- [The problem]: Print the entries below word for word; the pictures stay out of your copy.

- [Raw data]:
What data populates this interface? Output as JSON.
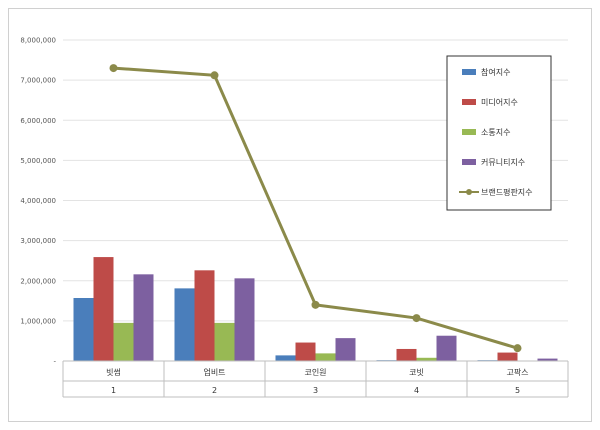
{
  "chart_data": {
    "type": "bar",
    "categories": [
      "빗썸",
      "업비트",
      "코인원",
      "코빗",
      "고팍스"
    ],
    "category_index": [
      "1",
      "2",
      "3",
      "4",
      "5"
    ],
    "ylim": [
      0,
      8000000
    ],
    "y_ticks": [
      0,
      1000000,
      2000000,
      3000000,
      4000000,
      5000000,
      6000000,
      7000000,
      8000000
    ],
    "y_tick_labels": [
      "-",
      "1,000,000",
      "2,000,000",
      "3,000,000",
      "4,000,000",
      "5,000,000",
      "6,000,000",
      "7,000,000",
      "8,000,000"
    ],
    "grid": true,
    "legend_position": "top-right",
    "series": [
      {
        "name": "참여지수",
        "type": "bar",
        "color": "#4a7ebb",
        "values": [
          1570000,
          1810000,
          140000,
          20000,
          20000
        ]
      },
      {
        "name": "미디어지수",
        "type": "bar",
        "color": "#be4b48",
        "values": [
          2590000,
          2260000,
          460000,
          300000,
          210000
        ]
      },
      {
        "name": "소통지수",
        "type": "bar",
        "color": "#98b954",
        "values": [
          950000,
          950000,
          190000,
          80000,
          10000
        ]
      },
      {
        "name": "커뮤니티지수",
        "type": "bar",
        "color": "#7d60a0",
        "values": [
          2160000,
          2060000,
          570000,
          630000,
          60000
        ]
      },
      {
        "name": "브랜드평판지수",
        "type": "line",
        "color": "#8b8a4a",
        "values": [
          7300000,
          7120000,
          1400000,
          1070000,
          320000
        ]
      }
    ]
  }
}
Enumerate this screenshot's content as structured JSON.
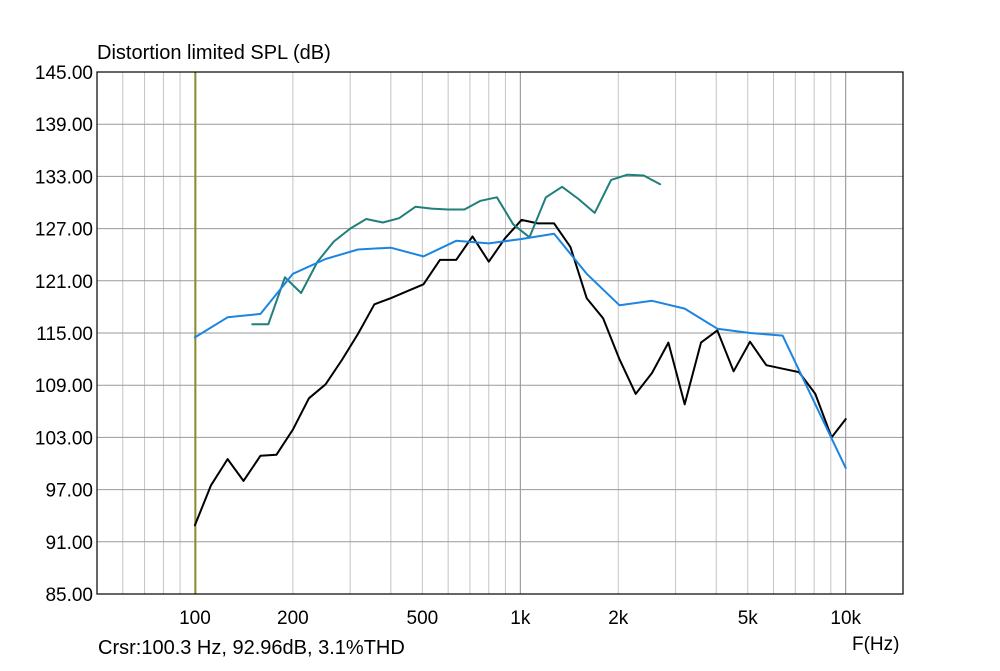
{
  "chart_data": {
    "type": "line",
    "title": "Distortion limited SPL (dB)",
    "xlabel": "F(Hz)",
    "ylabel": "",
    "x_scale": "log",
    "xlim": [
      50,
      15000
    ],
    "ylim": [
      85,
      145
    ],
    "grid": true,
    "y_ticks": [
      "145.00",
      "139.00",
      "133.00",
      "127.00",
      "121.00",
      "115.00",
      "109.00",
      "103.00",
      "97.00",
      "91.00",
      "85.00"
    ],
    "x_ticks": [
      {
        "value": 100,
        "label": "100"
      },
      {
        "value": 200,
        "label": "200"
      },
      {
        "value": 500,
        "label": "500"
      },
      {
        "value": 1000,
        "label": "1k"
      },
      {
        "value": 2000,
        "label": "2k"
      },
      {
        "value": 5000,
        "label": "5k"
      },
      {
        "value": 10000,
        "label": "10k"
      }
    ],
    "cursor": {
      "frequency": 100.3,
      "readout": "Crsr:100.3 Hz, 92.96dB, 3.1%THD",
      "color": "#8b8a2c"
    },
    "series": [
      {
        "color": "#000000",
        "points": [
          [
            100,
            92.9
          ],
          [
            112,
            97.5
          ],
          [
            126,
            100.5
          ],
          [
            141,
            98.0
          ],
          [
            159,
            100.9
          ],
          [
            178,
            101.0
          ],
          [
            200,
            103.9
          ],
          [
            224,
            107.5
          ],
          [
            252,
            109.1
          ],
          [
            283,
            111.9
          ],
          [
            317,
            114.9
          ],
          [
            356,
            118.3
          ],
          [
            400,
            119.0
          ],
          [
            449,
            119.8
          ],
          [
            504,
            120.6
          ],
          [
            566,
            123.4
          ],
          [
            635,
            123.4
          ],
          [
            713,
            126.1
          ],
          [
            800,
            123.2
          ],
          [
            898,
            125.9
          ],
          [
            1008,
            128.0
          ],
          [
            1131,
            127.6
          ],
          [
            1270,
            127.6
          ],
          [
            1425,
            124.9
          ],
          [
            1600,
            119.0
          ],
          [
            1796,
            116.7
          ],
          [
            2016,
            112.0
          ],
          [
            2262,
            108.0
          ],
          [
            2540,
            110.4
          ],
          [
            2851,
            113.9
          ],
          [
            3200,
            106.8
          ],
          [
            3592,
            113.9
          ],
          [
            4032,
            115.3
          ],
          [
            4525,
            110.6
          ],
          [
            5080,
            114.0
          ],
          [
            5702,
            111.3
          ],
          [
            6400,
            110.9
          ],
          [
            7184,
            110.5
          ],
          [
            8064,
            108.0
          ],
          [
            9051,
            103.0
          ],
          [
            10000,
            105.1
          ]
        ]
      },
      {
        "color": "#1f7f7a",
        "points": [
          [
            150,
            116.0
          ],
          [
            168,
            116.0
          ],
          [
            189,
            121.4
          ],
          [
            212,
            119.6
          ],
          [
            238,
            123.2
          ],
          [
            267,
            125.5
          ],
          [
            300,
            127.0
          ],
          [
            336,
            128.1
          ],
          [
            378,
            127.7
          ],
          [
            424,
            128.2
          ],
          [
            476,
            129.5
          ],
          [
            534,
            129.3
          ],
          [
            599,
            129.2
          ],
          [
            673,
            129.2
          ],
          [
            755,
            130.2
          ],
          [
            847,
            130.6
          ],
          [
            951,
            127.5
          ],
          [
            1067,
            126.0
          ],
          [
            1198,
            130.6
          ],
          [
            1344,
            131.8
          ],
          [
            1509,
            130.4
          ],
          [
            1693,
            128.8
          ],
          [
            1901,
            132.6
          ],
          [
            2133,
            133.2
          ],
          [
            2394,
            133.1
          ],
          [
            2688,
            132.1
          ]
        ]
      },
      {
        "color": "#1b85e0",
        "points": [
          [
            100,
            114.5
          ],
          [
            126,
            116.8
          ],
          [
            159,
            117.2
          ],
          [
            200,
            121.8
          ],
          [
            252,
            123.5
          ],
          [
            317,
            124.6
          ],
          [
            400,
            124.8
          ],
          [
            504,
            123.8
          ],
          [
            635,
            125.6
          ],
          [
            800,
            125.3
          ],
          [
            1008,
            125.8
          ],
          [
            1270,
            126.4
          ],
          [
            1600,
            121.8
          ],
          [
            2016,
            118.2
          ],
          [
            2540,
            118.7
          ],
          [
            3200,
            117.8
          ],
          [
            4032,
            115.5
          ],
          [
            5080,
            115.0
          ],
          [
            6400,
            114.7
          ],
          [
            8064,
            106.8
          ],
          [
            10000,
            99.5
          ]
        ]
      }
    ]
  }
}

- [Correct response]:
What data populates this interface? Output as JSON.
{
  "chart_data": {
    "type": "bar",
    "categories": [
      "빗썸",
      "업비트",
      "코인원",
      "코빗",
      "고팍스"
    ],
    "category_index": [
      "1",
      "2",
      "3",
      "4",
      "5"
    ],
    "ylim": [
      0,
      8000000
    ],
    "y_ticks": [
      0,
      1000000,
      2000000,
      3000000,
      4000000,
      5000000,
      6000000,
      7000000,
      8000000
    ],
    "y_tick_labels": [
      "-",
      "1,000,000",
      "2,000,000",
      "3,000,000",
      "4,000,000",
      "5,000,000",
      "6,000,000",
      "7,000,000",
      "8,000,000"
    ],
    "grid": true,
    "legend_position": "top-right",
    "series": [
      {
        "name": "참여지수",
        "type": "bar",
        "color": "#4a7ebb",
        "values": [
          1570000,
          1810000,
          140000,
          20000,
          20000
        ]
      },
      {
        "name": "미디어지수",
        "type": "bar",
        "color": "#be4b48",
        "values": [
          2590000,
          2260000,
          460000,
          300000,
          210000
        ]
      },
      {
        "name": "소통지수",
        "type": "bar",
        "color": "#98b954",
        "values": [
          950000,
          950000,
          190000,
          80000,
          10000
        ]
      },
      {
        "name": "커뮤니티지수",
        "type": "bar",
        "color": "#7d60a0",
        "values": [
          2160000,
          2060000,
          570000,
          630000,
          60000
        ]
      },
      {
        "name": "브랜드평판지수",
        "type": "line",
        "color": "#8b8a4a",
        "values": [
          7300000,
          7120000,
          1400000,
          1070000,
          320000
        ]
      }
    ]
  }
}
Enumerate this screenshot's content as structured JSON.
{
  "chart_data": {
    "type": "line",
    "title": "Distortion limited SPL (dB)",
    "xlabel": "F(Hz)",
    "ylabel": "",
    "x_scale": "log",
    "xlim": [
      50,
      15000
    ],
    "ylim": [
      85,
      145
    ],
    "grid": true,
    "y_ticks": [
      "145.00",
      "139.00",
      "133.00",
      "127.00",
      "121.00",
      "115.00",
      "109.00",
      "103.00",
      "97.00",
      "91.00",
      "85.00"
    ],
    "x_ticks": [
      {
        "value": 100,
        "label": "100"
      },
      {
        "value": 200,
        "label": "200"
      },
      {
        "value": 500,
        "label": "500"
      },
      {
        "value": 1000,
        "label": "1k"
      },
      {
        "value": 2000,
        "label": "2k"
      },
      {
        "value": 5000,
        "label": "5k"
      },
      {
        "value": 10000,
        "label": "10k"
      }
    ],
    "cursor": {
      "frequency": 100.3,
      "readout": "Crsr:100.3 Hz, 92.96dB, 3.1%THD",
      "color": "#8b8a2c"
    },
    "series": [
      {
        "color": "#000000",
        "points": [
          [
            100,
            92.9
          ],
          [
            112,
            97.5
          ],
          [
            126,
            100.5
          ],
          [
            141,
            98.0
          ],
          [
            159,
            100.9
          ],
          [
            178,
            101.0
          ],
          [
            200,
            103.9
          ],
          [
            224,
            107.5
          ],
          [
            252,
            109.1
          ],
          [
            283,
            111.9
          ],
          [
            317,
            114.9
          ],
          [
            356,
            118.3
          ],
          [
            400,
            119.0
          ],
          [
            449,
            119.8
          ],
          [
            504,
            120.6
          ],
          [
            566,
            123.4
          ],
          [
            635,
            123.4
          ],
          [
            713,
            126.1
          ],
          [
            800,
            123.2
          ],
          [
            898,
            125.9
          ],
          [
            1008,
            128.0
          ],
          [
            1131,
            127.6
          ],
          [
            1270,
            127.6
          ],
          [
            1425,
            124.9
          ],
          [
            1600,
            119.0
          ],
          [
            1796,
            116.7
          ],
          [
            2016,
            112.0
          ],
          [
            2262,
            108.0
          ],
          [
            2540,
            110.4
          ],
          [
            2851,
            113.9
          ],
          [
            3200,
            106.8
          ],
          [
            3592,
            113.9
          ],
          [
            4032,
            115.3
          ],
          [
            4525,
            110.6
          ],
          [
            5080,
            114.0
          ],
          [
            5702,
            111.3
          ],
          [
            6400,
            110.9
          ],
          [
            7184,
            110.5
          ],
          [
            8064,
            108.0
          ],
          [
            9051,
            103.0
          ],
          [
            10000,
            105.1
          ]
        ]
      },
      {
        "color": "#1f7f7a",
        "points": [
          [
            150,
            116.0
          ],
          [
            168,
            116.0
          ],
          [
            189,
            121.4
          ],
          [
            212,
            119.6
          ],
          [
            238,
            123.2
          ],
          [
            267,
            125.5
          ],
          [
            300,
            127.0
          ],
          [
            336,
            128.1
          ],
          [
            378,
            127.7
          ],
          [
            424,
            128.2
          ],
          [
            476,
            129.5
          ],
          [
            534,
            129.3
          ],
          [
            599,
            129.2
          ],
          [
            673,
            129.2
          ],
          [
            755,
            130.2
          ],
          [
            847,
            130.6
          ],
          [
            951,
            127.5
          ],
          [
            1067,
            126.0
          ],
          [
            1198,
            130.6
          ],
          [
            1344,
            131.8
          ],
          [
            1509,
            130.4
          ],
          [
            1693,
            128.8
          ],
          [
            1901,
            132.6
          ],
          [
            2133,
            133.2
          ],
          [
            2394,
            133.1
          ],
          [
            2688,
            132.1
          ]
        ]
      },
      {
        "color": "#1b85e0",
        "points": [
          [
            100,
            114.5
          ],
          [
            126,
            116.8
          ],
          [
            159,
            117.2
          ],
          [
            200,
            121.8
          ],
          [
            252,
            123.5
          ],
          [
            317,
            124.6
          ],
          [
            400,
            124.8
          ],
          [
            504,
            123.8
          ],
          [
            635,
            125.6
          ],
          [
            800,
            125.3
          ],
          [
            1008,
            125.8
          ],
          [
            1270,
            126.4
          ],
          [
            1600,
            121.8
          ],
          [
            2016,
            118.2
          ],
          [
            2540,
            118.7
          ],
          [
            3200,
            117.8
          ],
          [
            4032,
            115.5
          ],
          [
            5080,
            115.0
          ],
          [
            6400,
            114.7
          ],
          [
            8064,
            106.8
          ],
          [
            10000,
            99.5
          ]
        ]
      }
    ]
  }
}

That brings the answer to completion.